» Task requirements
Single out the lines of the material that contain "Молоко" and copy them.

» Material for the task
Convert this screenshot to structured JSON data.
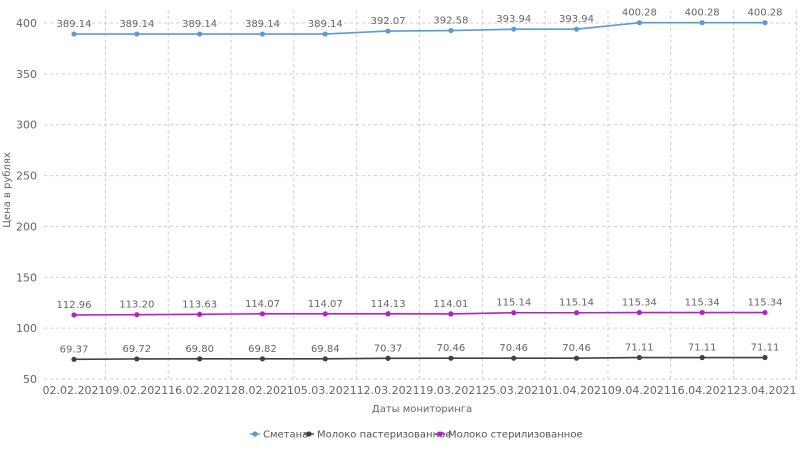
{
  "chart_data": {
    "type": "line",
    "xlabel": "Даты мониторинга",
    "ylabel": "Цена в рублях",
    "ylim": [
      50,
      400
    ],
    "yticks": [
      50,
      100,
      150,
      200,
      250,
      300,
      350,
      400
    ],
    "grid": true,
    "legend_position": "bottom",
    "categories": [
      "02.02.2021",
      "09.02.2021",
      "16.02.2021",
      "28.02.2021",
      "05.03.2021",
      "12.03.2021",
      "19.03.2021",
      "25.03.2021",
      "01.04.2021",
      "09.04.2021",
      "16.04.2021",
      "23.04.2021"
    ],
    "series": [
      {
        "name": "Сметана",
        "color": "#5b9bd5",
        "values": [
          389.14,
          389.14,
          389.14,
          389.14,
          389.14,
          392.07,
          392.58,
          393.94,
          393.94,
          400.28,
          400.28,
          400.28
        ],
        "labels": [
          "389.14",
          "389.14",
          "389.14",
          "389.14",
          "389.14",
          "392.07",
          "392.58",
          "393.94",
          "393.94",
          "400.28",
          "400.28",
          "400.28"
        ]
      },
      {
        "name": "Молоко пастеризованное",
        "color": "#404040",
        "values": [
          69.37,
          69.72,
          69.8,
          69.82,
          69.84,
          70.37,
          70.46,
          70.46,
          70.46,
          71.11,
          71.11,
          71.11
        ],
        "labels": [
          "69.37",
          "69.72",
          "69.80",
          "69.82",
          "69.84",
          "70.37",
          "70.46",
          "70.46",
          "70.46",
          "71.11",
          "71.11",
          "71.11"
        ]
      },
      {
        "name": "Молоко стерилизованное",
        "color": "#b620c9",
        "values": [
          112.96,
          113.2,
          113.63,
          114.07,
          114.07,
          114.13,
          114.01,
          115.14,
          115.14,
          115.34,
          115.34,
          115.34
        ],
        "labels": [
          "112.96",
          "113.20",
          "113.63",
          "114.07",
          "114.07",
          "114.13",
          "114.01",
          "115.14",
          "115.14",
          "115.34",
          "115.34",
          "115.34"
        ]
      }
    ]
  }
}
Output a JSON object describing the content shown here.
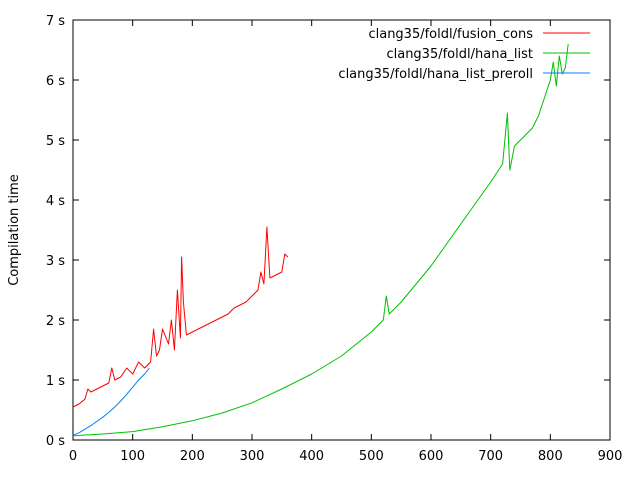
{
  "chart_data": {
    "type": "line",
    "title": "",
    "xlabel": "",
    "ylabel": "Compilation time",
    "xlim": [
      0,
      900
    ],
    "ylim": [
      0,
      7
    ],
    "x_ticks": [
      0,
      100,
      200,
      300,
      400,
      500,
      600,
      700,
      800,
      900
    ],
    "x_tick_labels": [
      "0",
      "100",
      "200",
      "300",
      "400",
      "500",
      "600",
      "700",
      "800",
      "900"
    ],
    "y_ticks": [
      0,
      1,
      2,
      3,
      4,
      5,
      6,
      7
    ],
    "y_tick_labels": [
      "0 s",
      "1 s",
      "2 s",
      "3 s",
      "4 s",
      "5 s",
      "6 s",
      "7 s"
    ],
    "grid": false,
    "legend_position": "top-right",
    "series": [
      {
        "name": "clang35/foldl/fusion_cons",
        "color": "#ff0000",
        "x": [
          0,
          10,
          20,
          25,
          30,
          40,
          50,
          60,
          65,
          70,
          80,
          90,
          100,
          110,
          120,
          130,
          135,
          140,
          145,
          150,
          160,
          165,
          170,
          175,
          180,
          182,
          185,
          190,
          200,
          210,
          220,
          230,
          240,
          250,
          260,
          270,
          280,
          290,
          300,
          310,
          315,
          320,
          325,
          330,
          340,
          350,
          355,
          360
        ],
        "values": [
          0.55,
          0.6,
          0.68,
          0.85,
          0.8,
          0.85,
          0.9,
          0.95,
          1.2,
          1.0,
          1.05,
          1.2,
          1.1,
          1.3,
          1.2,
          1.3,
          1.85,
          1.4,
          1.5,
          1.85,
          1.6,
          2.0,
          1.5,
          2.5,
          1.7,
          3.05,
          2.3,
          1.75,
          1.8,
          1.85,
          1.9,
          1.95,
          2.0,
          2.05,
          2.1,
          2.2,
          2.25,
          2.3,
          2.4,
          2.5,
          2.8,
          2.6,
          3.55,
          2.7,
          2.75,
          2.8,
          3.1,
          3.05
        ]
      },
      {
        "name": "clang35/foldl/hana_list",
        "color": "#00c000",
        "x": [
          0,
          50,
          100,
          150,
          200,
          250,
          300,
          350,
          400,
          450,
          500,
          520,
          525,
          530,
          550,
          600,
          650,
          700,
          720,
          728,
          732,
          740,
          750,
          760,
          770,
          780,
          790,
          800,
          805,
          810,
          815,
          820,
          825,
          830
        ],
        "values": [
          0.07,
          0.1,
          0.14,
          0.22,
          0.32,
          0.45,
          0.62,
          0.85,
          1.1,
          1.4,
          1.8,
          2.0,
          2.4,
          2.1,
          2.3,
          2.9,
          3.6,
          4.3,
          4.6,
          5.45,
          4.5,
          4.9,
          5.0,
          5.1,
          5.2,
          5.4,
          5.7,
          6.0,
          6.3,
          5.9,
          6.4,
          6.1,
          6.2,
          6.6
        ]
      },
      {
        "name": "clang35/foldl/hana_list_preroll",
        "color": "#0080ff",
        "x": [
          0,
          10,
          20,
          30,
          40,
          50,
          60,
          70,
          80,
          90,
          100,
          110,
          120,
          128
        ],
        "values": [
          0.08,
          0.12,
          0.18,
          0.24,
          0.31,
          0.38,
          0.46,
          0.55,
          0.65,
          0.76,
          0.88,
          1.0,
          1.1,
          1.2
        ]
      }
    ]
  }
}
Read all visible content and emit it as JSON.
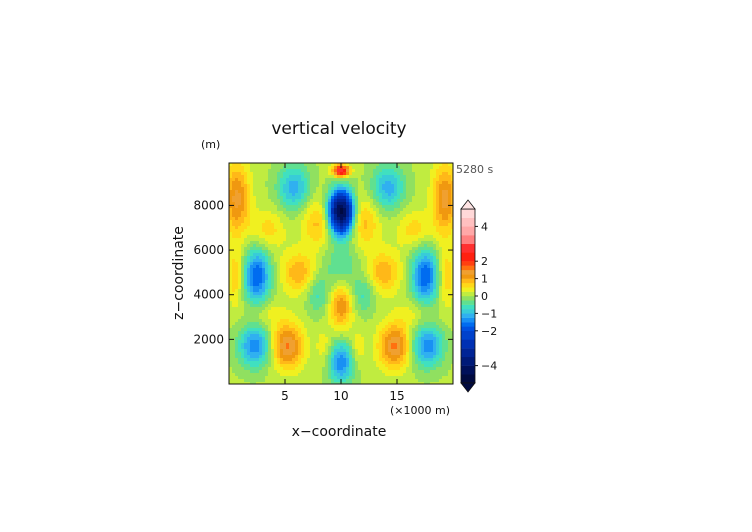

» Finished exercise
        "name": "Молоко пастеризованное",
        "name": "Молоко стерилизованное",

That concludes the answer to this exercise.